__Brief 1__: In the game review, which kinds of English regular forces do the blocks represent?
__Brief 2__: Could you reproduce the stretch of the game review from "Subject: A wargamer" through "know the theme)."?
═════ Quoted text
Recommend
8 
 Thumb up
 Hide
11 Posts

Hammer of the Scots» Forums » Reviews

Subject: A wargamer review rss

Your Tags: Add tags
Popular Tags: [View All]
Paulo Inacio
Portugal
flag msg tools
badge
Avatar
mbmbmbmbmb
I know that this has already lots of reviews, but since i received it this Xmas and played it the last few days i had to review it. I'll start by saying that i like heavy hex&counters wargames. But i decided to try this light block wargame because i was interested in the theme (if you've seen Braveheart you know the theme).

The contents:
The box is strange, never seen one like this. The game map is made of card and it doesn't stay plane unless you leave it resting for a couple of days or you put a plexyglass board over it. But one can say it's nice; it shows Scotland divided in several regions with the nobles homes showing the respective heraldry; in the south there's also the England region; the regions are divided by black borders (indicating plane terrain) and/or red borders (indicating movement through mountais). The wooden blocks are ok but be carefull with the labels that you have to stick on the blocks, they can be damaged very easily. Yet, i must ask if they could find an uglier label for Wallace. These blocks represent the 14 scotish nobles, scotish regular forces (infantry, cavalry and archers) and english regular forces (infantry, archers, knights and hobelar); there's also blocks for a norse unit (a scot unit), a french cavalry (a scot unit that comes into play if some conditions apply), Edward I and a scotish king (that comes into play if some conditions apply). Sice the nobles can defect to either side each side has it's own noble blocks, except for Moray that never defects to the english side. The cards, well nothing special; there are 20 with numbers 1, 2 or 3 (more on that ahead) and 5 with events.
══════════
═════ Dataset rows
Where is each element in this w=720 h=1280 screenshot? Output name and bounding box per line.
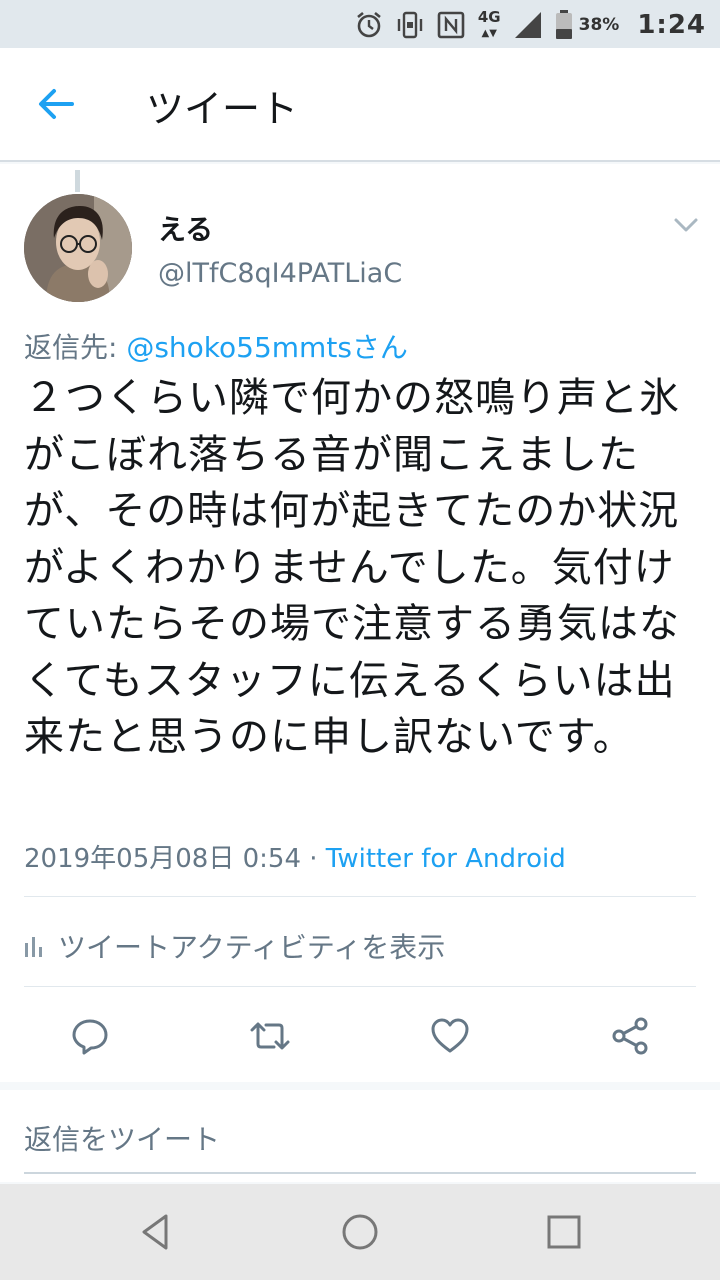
tweet-activity-link[interactable]: ツイートアクティビティを表示 xyxy=(24,924,445,968)
tweet-text: ２つくらい隣で何かの怒鳴り声と氷がこぼれ落ちる音が聞こえましたが、その時は何が起… xyxy=(24,375,680,760)
share-icon xyxy=(612,1017,648,1055)
retweet-icon xyxy=(250,1022,290,1050)
meta-separator: · xyxy=(309,844,318,874)
like-button[interactable] xyxy=(424,1012,476,1060)
nfc-icon xyxy=(436,10,466,40)
system-nav-bar xyxy=(0,1184,720,1280)
bar-chart-icon xyxy=(25,937,42,957)
recents-square-icon xyxy=(547,1215,581,1249)
status-icons: 4G ▲▼ 38% 1:24 xyxy=(354,6,706,44)
vibrate-icon xyxy=(396,10,424,40)
tweet-card: える @lTfC8qI4PATLiaC 返信先: @shoko55mmtsさん … xyxy=(0,164,720,1082)
network-type: 4G ▲▼ xyxy=(477,7,501,39)
divider xyxy=(24,986,696,987)
app-bar: ツイート xyxy=(0,48,720,162)
reply-icon xyxy=(72,1019,108,1055)
battery-percent: 38% xyxy=(578,15,620,35)
status-bar: 4G ▲▼ 38% 1:24 xyxy=(0,0,720,48)
page-title: ツイート xyxy=(146,87,299,131)
reply-input[interactable]: 返信をツイート xyxy=(24,1118,220,1158)
home-circle-icon xyxy=(342,1214,378,1250)
arrow-left-icon xyxy=(39,89,74,119)
reply-input-underline xyxy=(24,1172,696,1174)
nav-back-button[interactable] xyxy=(132,1208,180,1256)
alarm-icon xyxy=(354,10,384,40)
nav-home-button[interactable] xyxy=(336,1208,384,1256)
tweet-timestamp: 2019年05月08日 0:54 xyxy=(24,844,301,874)
back-triangle-icon xyxy=(142,1214,168,1250)
avatar[interactable] xyxy=(24,194,132,302)
thread-connector xyxy=(75,170,80,192)
activity-label: ツイートアクティビティを表示 xyxy=(58,931,446,964)
reply-to-line: 返信先: @shoko55mmtsさん xyxy=(24,326,408,366)
battery-icon xyxy=(555,10,573,40)
reply-composer: 返信をツイート xyxy=(0,1090,720,1182)
retweet-button[interactable] xyxy=(244,1012,296,1060)
network-label: 4G xyxy=(477,7,501,26)
like-icon xyxy=(431,1018,469,1053)
divider xyxy=(24,896,696,897)
chevron-down-icon xyxy=(674,218,698,232)
author-name[interactable]: える xyxy=(158,208,213,248)
share-button[interactable] xyxy=(604,1012,656,1060)
signal-icon xyxy=(513,10,543,40)
tweet-meta: 2019年05月08日 0:54 · Twitter for Android xyxy=(24,838,566,875)
reply-button[interactable] xyxy=(64,1012,116,1060)
back-button[interactable] xyxy=(30,82,82,126)
nav-recents-button[interactable] xyxy=(540,1208,588,1256)
tweet-menu-button[interactable] xyxy=(672,212,700,236)
tweet-source-link[interactable]: Twitter for Android xyxy=(326,844,566,874)
clock: 1:24 xyxy=(637,10,706,40)
reply-mention-link[interactable]: @shoko55mmtsさん xyxy=(126,331,408,364)
reply-to-label: 返信先: xyxy=(24,331,118,364)
author-handle[interactable]: @lTfC8qI4PATLiaC xyxy=(158,258,402,289)
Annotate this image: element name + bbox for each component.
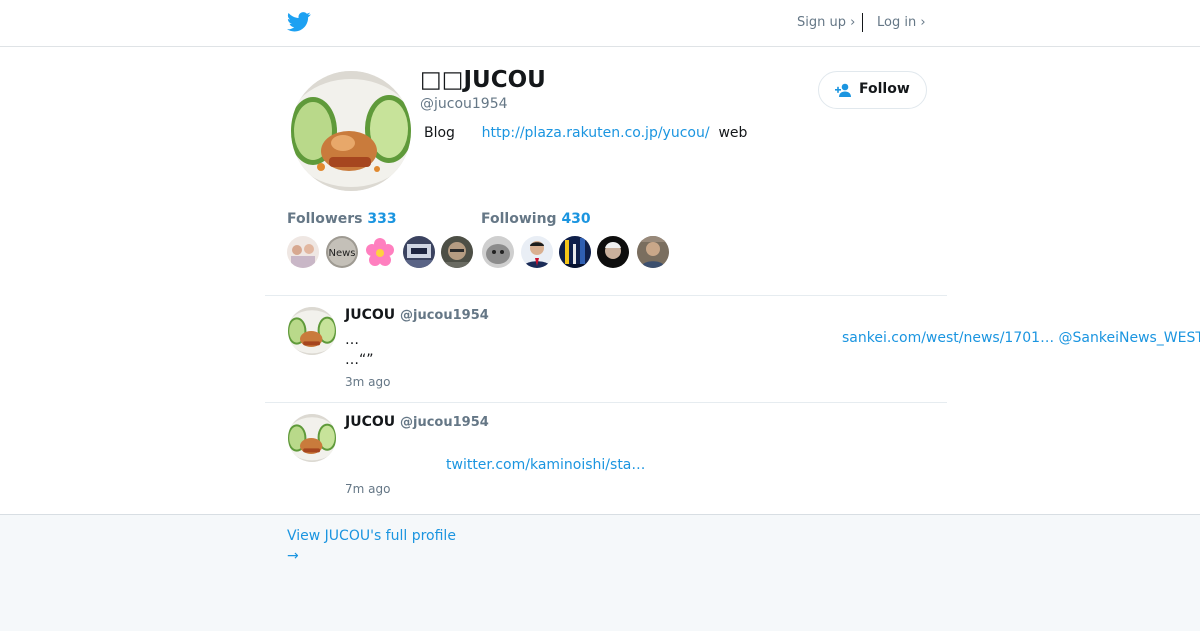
following-stat[interactable]: Following 430: [481, 211, 591, 227]
following-avatar-5[interactable]: [637, 236, 669, 268]
following-count: 430: [561, 211, 591, 227]
follow-button-label: Follow: [859, 81, 910, 97]
profile-display-name: □□JUCOU: [420, 67, 546, 93]
bio-link[interactable]: http://plaza.rakuten.co.jp/yucou/: [482, 125, 710, 141]
following-avatar-3[interactable]: [559, 236, 591, 268]
following-avatar-2[interactable]: [521, 236, 553, 268]
following-label: Following: [481, 211, 557, 227]
footer: View JUCOU's full profile →: [0, 514, 1200, 631]
tweet-link[interactable]: sankei.com/west/news/1701… @SankeiNews_W…: [842, 330, 1200, 346]
bio-prefix: Blog: [424, 125, 455, 141]
nav-divider: [862, 13, 863, 32]
top-bar: Sign up › Log in ›: [0, 0, 1200, 47]
log-in-link[interactable]: Log in ›: [877, 15, 926, 30]
profile-handle: @jucou1954: [420, 96, 508, 112]
following-avatar-1[interactable]: [482, 236, 514, 268]
follow-button[interactable]: Follow: [818, 71, 927, 109]
followers-count: 333: [367, 211, 397, 227]
tweet-avatar[interactable]: [288, 414, 336, 462]
news-logo-text: News: [328, 248, 355, 259]
follower-avatar-2[interactable]: News: [326, 236, 358, 268]
follower-avatar-3[interactable]: [364, 236, 396, 268]
tweet-url[interactable]: sankei.com/west/news/1701…: [842, 330, 1054, 346]
tweet-author-name[interactable]: JUCOU: [345, 414, 395, 430]
tweet-link[interactable]: twitter.com/kaminoishi/sta…: [446, 457, 645, 473]
bio-suffix: web: [718, 125, 748, 141]
tweet-avatar[interactable]: [288, 307, 336, 355]
divider: [265, 402, 947, 403]
following-avatar-4[interactable]: [597, 236, 629, 268]
twitter-bird-icon[interactable]: [287, 11, 311, 33]
profile-bio: Blog http://plaza.rakuten.co.jp/yucou/ w…: [424, 125, 747, 141]
followers-label: Followers: [287, 211, 363, 227]
tweet-author-handle[interactable]: @jucou1954: [400, 308, 489, 323]
tweet-mention[interactable]: @SankeiNews_WEST: [1059, 330, 1200, 346]
follower-avatar-4[interactable]: [403, 236, 435, 268]
followers-stat[interactable]: Followers 333: [287, 211, 397, 227]
profile-avatar[interactable]: [291, 71, 411, 191]
tweet-text: … …“”: [345, 332, 374, 368]
tweet-author-name[interactable]: JUCOU: [345, 307, 395, 323]
follower-avatar-5[interactable]: [441, 236, 473, 268]
arrow-right-icon: →: [287, 548, 299, 564]
tweet-timestamp[interactable]: 7m ago: [345, 482, 390, 496]
tweet-author-handle[interactable]: @jucou1954: [400, 415, 489, 430]
add-person-icon: [835, 83, 851, 97]
view-full-profile-link[interactable]: View JUCOU's full profile →: [287, 526, 456, 566]
view-full-profile-label: View JUCOU's full profile: [287, 528, 456, 544]
sign-up-link[interactable]: Sign up ›: [797, 15, 855, 30]
tweet-timestamp[interactable]: 3m ago: [345, 375, 390, 389]
divider: [265, 295, 947, 296]
follower-avatar-1[interactable]: [287, 236, 319, 268]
══════════
__Task answer 1__: Infantry, archers, knights, and hobelar.

__Task answer 2__:
Subject: A wargamer review rss

Your Tags: Add tags
Popular Tags: [View All]
Paulo Inacio
Portugal
flag msg tools
badge
Avatar
mbmbmbmbmb
I know that this has already lots of reviews, but since i received it this Xmas and played it the last few days i had to review it. I'll start by saying that i like heavy hex&counters wargames. But i decided to try this light block wargame because i was interested in the theme (if you've seen Braveheart you know the theme).